** Start **
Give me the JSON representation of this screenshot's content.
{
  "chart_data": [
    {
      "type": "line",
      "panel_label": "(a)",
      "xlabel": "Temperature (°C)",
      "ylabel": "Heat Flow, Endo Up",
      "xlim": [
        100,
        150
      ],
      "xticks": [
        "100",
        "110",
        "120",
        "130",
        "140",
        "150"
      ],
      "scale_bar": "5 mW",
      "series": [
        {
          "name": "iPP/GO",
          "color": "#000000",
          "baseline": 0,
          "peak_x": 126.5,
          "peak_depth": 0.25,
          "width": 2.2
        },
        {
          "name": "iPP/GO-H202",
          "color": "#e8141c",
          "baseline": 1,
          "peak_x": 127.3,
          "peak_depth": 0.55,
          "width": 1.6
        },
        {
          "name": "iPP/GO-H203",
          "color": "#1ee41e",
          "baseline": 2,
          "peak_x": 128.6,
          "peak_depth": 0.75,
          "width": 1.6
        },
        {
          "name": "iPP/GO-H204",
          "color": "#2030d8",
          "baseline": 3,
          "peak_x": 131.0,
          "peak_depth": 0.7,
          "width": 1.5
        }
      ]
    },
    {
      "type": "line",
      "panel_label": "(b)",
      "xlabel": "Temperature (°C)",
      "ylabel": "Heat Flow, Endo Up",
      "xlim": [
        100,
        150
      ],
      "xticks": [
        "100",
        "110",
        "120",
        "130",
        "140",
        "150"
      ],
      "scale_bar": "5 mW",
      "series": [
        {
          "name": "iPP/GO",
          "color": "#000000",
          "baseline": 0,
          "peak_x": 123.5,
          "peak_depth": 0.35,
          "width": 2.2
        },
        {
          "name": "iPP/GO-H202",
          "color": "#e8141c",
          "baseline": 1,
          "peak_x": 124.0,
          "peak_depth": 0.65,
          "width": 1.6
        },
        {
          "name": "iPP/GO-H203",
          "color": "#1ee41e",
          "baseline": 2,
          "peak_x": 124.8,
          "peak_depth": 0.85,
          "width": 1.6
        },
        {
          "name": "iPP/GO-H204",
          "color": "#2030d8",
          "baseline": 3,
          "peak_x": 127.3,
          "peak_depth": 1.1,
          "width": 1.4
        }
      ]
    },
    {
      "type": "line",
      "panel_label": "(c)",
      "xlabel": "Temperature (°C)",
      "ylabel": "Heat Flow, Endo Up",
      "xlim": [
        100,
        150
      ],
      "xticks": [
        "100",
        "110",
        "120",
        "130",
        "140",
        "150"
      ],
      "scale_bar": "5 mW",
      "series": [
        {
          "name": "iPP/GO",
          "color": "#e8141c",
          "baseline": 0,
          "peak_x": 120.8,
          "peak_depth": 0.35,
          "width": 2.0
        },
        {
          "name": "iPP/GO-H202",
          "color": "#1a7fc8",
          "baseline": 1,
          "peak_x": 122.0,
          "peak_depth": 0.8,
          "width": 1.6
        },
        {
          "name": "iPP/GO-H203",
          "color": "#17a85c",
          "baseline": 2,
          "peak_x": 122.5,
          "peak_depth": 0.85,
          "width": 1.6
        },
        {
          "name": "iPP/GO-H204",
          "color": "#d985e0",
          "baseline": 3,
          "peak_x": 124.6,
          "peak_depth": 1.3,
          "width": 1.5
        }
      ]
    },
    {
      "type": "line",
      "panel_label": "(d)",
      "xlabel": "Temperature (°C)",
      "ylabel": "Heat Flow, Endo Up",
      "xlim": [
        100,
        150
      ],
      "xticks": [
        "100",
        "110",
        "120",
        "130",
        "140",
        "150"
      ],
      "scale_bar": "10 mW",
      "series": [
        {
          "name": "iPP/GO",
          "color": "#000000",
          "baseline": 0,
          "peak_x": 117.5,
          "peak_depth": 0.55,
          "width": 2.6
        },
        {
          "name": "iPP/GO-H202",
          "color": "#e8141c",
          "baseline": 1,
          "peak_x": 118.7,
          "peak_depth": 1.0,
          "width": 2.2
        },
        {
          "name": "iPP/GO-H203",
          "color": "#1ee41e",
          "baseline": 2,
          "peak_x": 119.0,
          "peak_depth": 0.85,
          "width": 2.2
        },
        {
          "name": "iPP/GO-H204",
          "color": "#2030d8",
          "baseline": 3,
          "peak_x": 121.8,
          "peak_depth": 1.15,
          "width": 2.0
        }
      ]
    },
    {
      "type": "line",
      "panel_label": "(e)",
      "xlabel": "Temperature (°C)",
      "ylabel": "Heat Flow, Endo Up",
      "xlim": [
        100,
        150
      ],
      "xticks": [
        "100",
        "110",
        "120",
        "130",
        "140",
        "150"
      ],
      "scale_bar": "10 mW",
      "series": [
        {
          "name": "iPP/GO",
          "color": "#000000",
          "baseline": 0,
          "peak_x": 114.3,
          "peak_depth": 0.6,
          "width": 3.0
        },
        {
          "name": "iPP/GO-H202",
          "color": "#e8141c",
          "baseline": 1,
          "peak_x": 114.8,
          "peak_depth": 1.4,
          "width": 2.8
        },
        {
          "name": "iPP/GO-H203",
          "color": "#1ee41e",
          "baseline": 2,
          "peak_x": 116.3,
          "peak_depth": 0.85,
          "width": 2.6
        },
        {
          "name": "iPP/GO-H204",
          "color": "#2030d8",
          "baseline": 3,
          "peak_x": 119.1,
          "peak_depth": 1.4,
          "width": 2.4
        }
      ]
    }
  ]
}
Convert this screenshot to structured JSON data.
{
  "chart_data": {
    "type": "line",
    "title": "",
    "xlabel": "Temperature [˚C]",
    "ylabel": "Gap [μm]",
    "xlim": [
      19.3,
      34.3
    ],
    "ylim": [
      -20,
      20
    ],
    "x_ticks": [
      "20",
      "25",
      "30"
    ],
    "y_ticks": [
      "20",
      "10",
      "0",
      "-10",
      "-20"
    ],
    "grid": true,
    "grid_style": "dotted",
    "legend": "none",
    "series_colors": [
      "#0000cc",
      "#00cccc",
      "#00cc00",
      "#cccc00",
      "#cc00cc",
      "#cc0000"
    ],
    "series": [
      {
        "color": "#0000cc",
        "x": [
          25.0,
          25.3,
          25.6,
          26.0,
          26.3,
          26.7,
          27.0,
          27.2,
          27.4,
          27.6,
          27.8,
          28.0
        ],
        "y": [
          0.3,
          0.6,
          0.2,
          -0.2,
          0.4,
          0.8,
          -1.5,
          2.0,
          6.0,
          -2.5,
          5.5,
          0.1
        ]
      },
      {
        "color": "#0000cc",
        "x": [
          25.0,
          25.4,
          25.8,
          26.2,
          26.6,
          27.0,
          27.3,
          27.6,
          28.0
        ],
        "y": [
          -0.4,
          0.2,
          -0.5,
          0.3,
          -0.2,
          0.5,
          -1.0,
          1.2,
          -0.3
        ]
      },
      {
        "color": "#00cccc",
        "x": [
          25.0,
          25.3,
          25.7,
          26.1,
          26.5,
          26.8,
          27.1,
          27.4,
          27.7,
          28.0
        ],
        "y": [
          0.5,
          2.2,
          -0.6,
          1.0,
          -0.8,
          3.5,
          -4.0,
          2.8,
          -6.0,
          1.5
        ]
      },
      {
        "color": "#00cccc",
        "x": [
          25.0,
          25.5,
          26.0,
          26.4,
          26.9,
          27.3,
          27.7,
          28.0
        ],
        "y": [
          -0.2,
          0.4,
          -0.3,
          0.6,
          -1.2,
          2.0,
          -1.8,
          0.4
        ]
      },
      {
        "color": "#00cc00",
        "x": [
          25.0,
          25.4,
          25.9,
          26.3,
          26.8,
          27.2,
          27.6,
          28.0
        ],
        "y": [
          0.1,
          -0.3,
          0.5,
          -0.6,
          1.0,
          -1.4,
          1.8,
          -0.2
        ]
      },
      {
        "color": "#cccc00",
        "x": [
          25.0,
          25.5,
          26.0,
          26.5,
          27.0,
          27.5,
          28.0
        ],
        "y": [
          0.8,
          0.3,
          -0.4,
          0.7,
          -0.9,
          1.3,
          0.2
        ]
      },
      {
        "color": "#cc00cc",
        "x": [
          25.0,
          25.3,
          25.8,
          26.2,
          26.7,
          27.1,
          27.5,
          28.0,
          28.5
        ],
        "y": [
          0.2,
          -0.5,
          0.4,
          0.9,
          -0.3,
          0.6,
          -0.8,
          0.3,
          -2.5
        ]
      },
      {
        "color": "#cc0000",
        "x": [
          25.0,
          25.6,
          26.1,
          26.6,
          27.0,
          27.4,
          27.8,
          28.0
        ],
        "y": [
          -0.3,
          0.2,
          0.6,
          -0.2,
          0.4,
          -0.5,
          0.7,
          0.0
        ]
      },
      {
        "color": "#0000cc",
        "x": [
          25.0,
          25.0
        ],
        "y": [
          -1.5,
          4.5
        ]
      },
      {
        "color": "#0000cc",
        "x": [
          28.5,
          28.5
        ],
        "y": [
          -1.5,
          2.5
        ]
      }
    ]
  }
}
** End **
Show the lines where the word "screenshot" appears in the entries.

Give me the JSON representation of this screenshot's content.
Convert this screenshot to structured JSON data.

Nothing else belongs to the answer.